▶ Exercise brief
Give again, word for word, only the lines from the one containing "Extract all readable text from this page." through the final line.

─── Task input

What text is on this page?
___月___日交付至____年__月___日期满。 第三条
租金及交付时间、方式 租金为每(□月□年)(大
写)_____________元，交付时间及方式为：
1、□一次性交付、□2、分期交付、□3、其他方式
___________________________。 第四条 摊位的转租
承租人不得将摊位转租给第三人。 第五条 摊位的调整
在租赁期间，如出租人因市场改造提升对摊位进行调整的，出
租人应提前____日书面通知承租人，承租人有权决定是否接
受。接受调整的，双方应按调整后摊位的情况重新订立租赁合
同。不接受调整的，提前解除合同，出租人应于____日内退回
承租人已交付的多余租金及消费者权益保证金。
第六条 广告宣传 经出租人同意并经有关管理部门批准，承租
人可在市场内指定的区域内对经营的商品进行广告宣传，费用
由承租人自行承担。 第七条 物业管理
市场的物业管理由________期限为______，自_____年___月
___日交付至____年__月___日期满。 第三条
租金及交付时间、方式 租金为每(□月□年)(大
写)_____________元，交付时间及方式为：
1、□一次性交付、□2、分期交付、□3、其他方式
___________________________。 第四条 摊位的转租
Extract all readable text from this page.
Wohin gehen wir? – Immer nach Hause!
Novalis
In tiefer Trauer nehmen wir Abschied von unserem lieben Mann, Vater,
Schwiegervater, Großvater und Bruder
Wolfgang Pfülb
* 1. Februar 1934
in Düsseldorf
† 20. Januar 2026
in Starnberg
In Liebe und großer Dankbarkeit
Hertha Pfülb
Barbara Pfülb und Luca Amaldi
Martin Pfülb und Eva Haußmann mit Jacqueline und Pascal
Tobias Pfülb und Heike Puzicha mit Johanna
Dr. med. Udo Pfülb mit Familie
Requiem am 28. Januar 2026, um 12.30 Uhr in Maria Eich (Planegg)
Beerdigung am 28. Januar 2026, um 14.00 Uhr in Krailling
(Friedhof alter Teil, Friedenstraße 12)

──────

▶ The response
Extract all readable text from this page.
Wohin gehen wir? – Immer nach Hause!
Novalis
In tiefer Trauer nehmen wir Abschied von unserem lieben Mann, Vater,
Schwiegervater, Großvater und Bruder
Wolfgang Pfülb
* 1. Februar 1934
in Düsseldorf
† 20. Januar 2026
in Starnberg
In Liebe und großer Dankbarkeit
Hertha Pfülb
Barbara Pfülb und Luca Amaldi
Martin Pfülb und Eva Haußmann mit Jacqueline und Pascal
Tobias Pfülb und Heike Puzicha mit Johanna
Dr. med. Udo Pfülb mit Familie
Requiem am 28. Januar 2026, um 12.30 Uhr in Maria Eich (Planegg)
Beerdigung am 28. Januar 2026, um 14.00 Uhr in Krailling
(Friedhof alter Teil, Friedenstraße 12)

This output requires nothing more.